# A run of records
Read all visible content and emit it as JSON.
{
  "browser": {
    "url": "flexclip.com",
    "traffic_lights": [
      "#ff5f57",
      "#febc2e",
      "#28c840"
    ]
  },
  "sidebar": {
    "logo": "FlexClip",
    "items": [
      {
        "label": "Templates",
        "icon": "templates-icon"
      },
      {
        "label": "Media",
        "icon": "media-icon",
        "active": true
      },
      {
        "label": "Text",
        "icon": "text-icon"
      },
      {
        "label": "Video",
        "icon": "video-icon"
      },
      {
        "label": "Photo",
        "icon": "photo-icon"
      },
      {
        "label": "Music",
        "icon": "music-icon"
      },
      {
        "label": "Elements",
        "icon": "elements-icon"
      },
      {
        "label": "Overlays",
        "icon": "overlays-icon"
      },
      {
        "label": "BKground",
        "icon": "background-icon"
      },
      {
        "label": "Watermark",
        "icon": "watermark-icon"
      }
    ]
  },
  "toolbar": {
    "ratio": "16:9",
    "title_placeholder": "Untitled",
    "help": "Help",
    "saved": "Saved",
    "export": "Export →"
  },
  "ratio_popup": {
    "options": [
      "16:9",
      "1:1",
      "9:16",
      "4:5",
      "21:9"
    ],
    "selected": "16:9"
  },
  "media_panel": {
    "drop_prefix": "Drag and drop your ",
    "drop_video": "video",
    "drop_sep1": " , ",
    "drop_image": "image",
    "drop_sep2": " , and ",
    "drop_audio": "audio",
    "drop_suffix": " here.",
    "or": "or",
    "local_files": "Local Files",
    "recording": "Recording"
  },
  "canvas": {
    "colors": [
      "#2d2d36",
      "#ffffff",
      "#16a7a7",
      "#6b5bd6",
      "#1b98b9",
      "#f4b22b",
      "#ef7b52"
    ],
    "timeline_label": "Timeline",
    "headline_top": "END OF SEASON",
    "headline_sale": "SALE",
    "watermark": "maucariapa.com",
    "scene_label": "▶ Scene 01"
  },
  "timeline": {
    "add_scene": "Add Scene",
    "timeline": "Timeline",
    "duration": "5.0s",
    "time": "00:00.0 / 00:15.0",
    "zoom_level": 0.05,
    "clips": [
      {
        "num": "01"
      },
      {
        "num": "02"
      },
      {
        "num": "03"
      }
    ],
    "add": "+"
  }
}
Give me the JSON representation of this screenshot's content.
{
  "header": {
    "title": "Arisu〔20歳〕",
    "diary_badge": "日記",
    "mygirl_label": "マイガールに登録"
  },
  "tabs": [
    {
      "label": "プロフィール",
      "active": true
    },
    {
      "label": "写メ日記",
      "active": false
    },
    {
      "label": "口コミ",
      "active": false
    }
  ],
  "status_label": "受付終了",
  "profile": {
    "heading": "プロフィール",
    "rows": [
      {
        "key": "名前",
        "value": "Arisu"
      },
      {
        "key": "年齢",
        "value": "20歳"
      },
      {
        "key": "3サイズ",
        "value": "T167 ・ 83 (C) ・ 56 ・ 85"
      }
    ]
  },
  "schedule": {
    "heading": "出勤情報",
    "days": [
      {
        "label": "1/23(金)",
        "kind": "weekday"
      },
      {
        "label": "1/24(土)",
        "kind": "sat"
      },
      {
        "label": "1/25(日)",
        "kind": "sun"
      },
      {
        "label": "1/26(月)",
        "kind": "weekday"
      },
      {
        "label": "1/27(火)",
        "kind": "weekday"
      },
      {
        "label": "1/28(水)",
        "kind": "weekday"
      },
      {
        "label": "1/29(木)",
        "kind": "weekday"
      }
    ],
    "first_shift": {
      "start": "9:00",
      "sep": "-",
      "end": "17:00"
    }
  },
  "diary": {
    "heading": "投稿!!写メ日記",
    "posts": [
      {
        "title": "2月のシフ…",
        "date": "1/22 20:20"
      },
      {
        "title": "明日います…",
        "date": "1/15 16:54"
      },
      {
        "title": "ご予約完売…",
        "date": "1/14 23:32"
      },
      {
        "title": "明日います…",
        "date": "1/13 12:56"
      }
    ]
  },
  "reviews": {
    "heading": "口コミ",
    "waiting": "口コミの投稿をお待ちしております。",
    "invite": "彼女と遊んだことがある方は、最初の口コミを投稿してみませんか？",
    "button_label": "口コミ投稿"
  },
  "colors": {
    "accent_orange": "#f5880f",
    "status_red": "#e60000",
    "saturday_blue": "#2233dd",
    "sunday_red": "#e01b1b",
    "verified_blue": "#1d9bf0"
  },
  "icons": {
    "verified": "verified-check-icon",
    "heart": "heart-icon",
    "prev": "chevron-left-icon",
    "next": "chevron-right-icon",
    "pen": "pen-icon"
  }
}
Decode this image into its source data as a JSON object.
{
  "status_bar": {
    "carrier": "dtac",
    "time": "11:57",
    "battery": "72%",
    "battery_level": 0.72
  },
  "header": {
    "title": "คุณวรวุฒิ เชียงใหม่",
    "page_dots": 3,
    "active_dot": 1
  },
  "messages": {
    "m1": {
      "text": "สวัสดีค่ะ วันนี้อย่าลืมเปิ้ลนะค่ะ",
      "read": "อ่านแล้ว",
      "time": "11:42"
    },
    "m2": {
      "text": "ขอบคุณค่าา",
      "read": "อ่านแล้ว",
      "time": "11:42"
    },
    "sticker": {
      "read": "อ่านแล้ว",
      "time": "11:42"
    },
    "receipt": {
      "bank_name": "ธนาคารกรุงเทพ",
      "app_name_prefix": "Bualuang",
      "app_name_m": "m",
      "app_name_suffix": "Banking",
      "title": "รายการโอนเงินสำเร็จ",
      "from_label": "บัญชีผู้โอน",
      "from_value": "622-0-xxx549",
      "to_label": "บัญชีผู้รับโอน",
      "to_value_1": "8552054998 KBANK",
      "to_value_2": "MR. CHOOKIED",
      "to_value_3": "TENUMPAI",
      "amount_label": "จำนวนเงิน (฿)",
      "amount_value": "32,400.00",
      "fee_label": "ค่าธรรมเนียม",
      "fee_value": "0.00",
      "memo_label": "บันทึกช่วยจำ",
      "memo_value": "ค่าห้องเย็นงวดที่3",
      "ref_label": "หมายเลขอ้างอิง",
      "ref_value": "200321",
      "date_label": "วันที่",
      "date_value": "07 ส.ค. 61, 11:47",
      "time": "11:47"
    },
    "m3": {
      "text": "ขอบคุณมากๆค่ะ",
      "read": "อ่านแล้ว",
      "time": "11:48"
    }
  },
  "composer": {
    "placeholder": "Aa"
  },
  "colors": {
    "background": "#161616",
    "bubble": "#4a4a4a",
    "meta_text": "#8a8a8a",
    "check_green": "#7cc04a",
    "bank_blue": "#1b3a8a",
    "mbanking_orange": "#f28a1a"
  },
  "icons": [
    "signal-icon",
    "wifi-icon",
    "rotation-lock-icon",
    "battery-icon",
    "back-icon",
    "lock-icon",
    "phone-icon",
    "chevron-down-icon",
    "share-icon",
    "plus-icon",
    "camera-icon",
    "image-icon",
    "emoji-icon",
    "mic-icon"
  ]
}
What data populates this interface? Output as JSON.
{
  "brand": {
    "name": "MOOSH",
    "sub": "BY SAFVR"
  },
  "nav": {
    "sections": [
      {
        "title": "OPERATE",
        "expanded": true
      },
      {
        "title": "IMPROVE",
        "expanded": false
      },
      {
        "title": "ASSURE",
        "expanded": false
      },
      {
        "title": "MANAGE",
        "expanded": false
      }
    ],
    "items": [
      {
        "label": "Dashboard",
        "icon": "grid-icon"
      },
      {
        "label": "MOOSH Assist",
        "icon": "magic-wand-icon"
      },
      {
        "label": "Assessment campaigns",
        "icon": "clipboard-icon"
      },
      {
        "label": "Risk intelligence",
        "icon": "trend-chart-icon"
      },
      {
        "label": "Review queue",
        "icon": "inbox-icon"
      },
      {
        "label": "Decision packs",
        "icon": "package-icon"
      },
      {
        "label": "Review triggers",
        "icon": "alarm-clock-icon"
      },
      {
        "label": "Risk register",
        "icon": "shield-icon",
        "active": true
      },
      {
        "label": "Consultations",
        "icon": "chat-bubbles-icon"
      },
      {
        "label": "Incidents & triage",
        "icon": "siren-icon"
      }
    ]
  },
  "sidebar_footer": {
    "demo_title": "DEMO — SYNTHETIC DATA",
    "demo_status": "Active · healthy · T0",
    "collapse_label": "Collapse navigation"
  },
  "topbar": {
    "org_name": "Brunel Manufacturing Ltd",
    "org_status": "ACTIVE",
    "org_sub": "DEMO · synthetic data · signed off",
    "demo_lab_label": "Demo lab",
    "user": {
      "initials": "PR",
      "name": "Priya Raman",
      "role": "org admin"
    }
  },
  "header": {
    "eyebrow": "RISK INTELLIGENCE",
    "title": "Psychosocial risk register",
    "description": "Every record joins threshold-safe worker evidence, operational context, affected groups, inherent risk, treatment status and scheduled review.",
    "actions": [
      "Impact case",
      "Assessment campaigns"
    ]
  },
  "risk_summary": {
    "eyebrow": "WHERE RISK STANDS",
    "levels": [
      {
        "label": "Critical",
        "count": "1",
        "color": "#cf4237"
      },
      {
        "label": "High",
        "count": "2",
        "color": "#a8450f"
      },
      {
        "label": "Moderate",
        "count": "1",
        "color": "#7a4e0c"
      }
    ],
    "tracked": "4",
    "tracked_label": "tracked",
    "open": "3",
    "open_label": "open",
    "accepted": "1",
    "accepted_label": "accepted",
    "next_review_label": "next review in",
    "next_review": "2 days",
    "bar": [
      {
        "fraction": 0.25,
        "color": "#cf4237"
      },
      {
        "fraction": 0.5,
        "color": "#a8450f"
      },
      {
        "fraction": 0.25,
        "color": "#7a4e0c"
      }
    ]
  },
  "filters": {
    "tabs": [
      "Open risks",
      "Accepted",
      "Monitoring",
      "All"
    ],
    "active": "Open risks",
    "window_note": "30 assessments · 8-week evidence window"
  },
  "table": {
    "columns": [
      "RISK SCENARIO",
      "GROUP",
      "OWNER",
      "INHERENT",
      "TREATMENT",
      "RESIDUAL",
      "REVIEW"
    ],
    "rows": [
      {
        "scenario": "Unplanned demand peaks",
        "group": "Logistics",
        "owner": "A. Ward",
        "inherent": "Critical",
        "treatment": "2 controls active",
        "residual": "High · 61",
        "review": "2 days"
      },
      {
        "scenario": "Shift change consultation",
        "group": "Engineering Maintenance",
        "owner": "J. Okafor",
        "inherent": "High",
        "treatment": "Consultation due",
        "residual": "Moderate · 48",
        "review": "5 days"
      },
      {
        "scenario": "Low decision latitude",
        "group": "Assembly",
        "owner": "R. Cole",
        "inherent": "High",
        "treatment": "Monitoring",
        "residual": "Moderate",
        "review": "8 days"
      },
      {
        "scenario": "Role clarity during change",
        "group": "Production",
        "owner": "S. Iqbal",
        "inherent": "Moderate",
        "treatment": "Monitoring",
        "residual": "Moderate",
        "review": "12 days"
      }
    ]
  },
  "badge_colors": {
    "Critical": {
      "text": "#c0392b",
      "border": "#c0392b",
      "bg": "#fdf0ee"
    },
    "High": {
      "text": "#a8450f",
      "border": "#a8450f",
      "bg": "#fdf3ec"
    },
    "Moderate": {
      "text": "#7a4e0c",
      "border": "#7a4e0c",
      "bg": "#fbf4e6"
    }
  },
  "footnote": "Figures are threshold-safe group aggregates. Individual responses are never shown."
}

# Exercise requirements
Report all lines of the data that include the word "threshold".

# Answer for this exercise
    "description": "Every record joins threshold-safe worker evidence, operational context, affected groups, inherent risk, treatment status and scheduled review.",
  "footnote": "Figures are threshold-safe group aggregates. Individual responses are never shown."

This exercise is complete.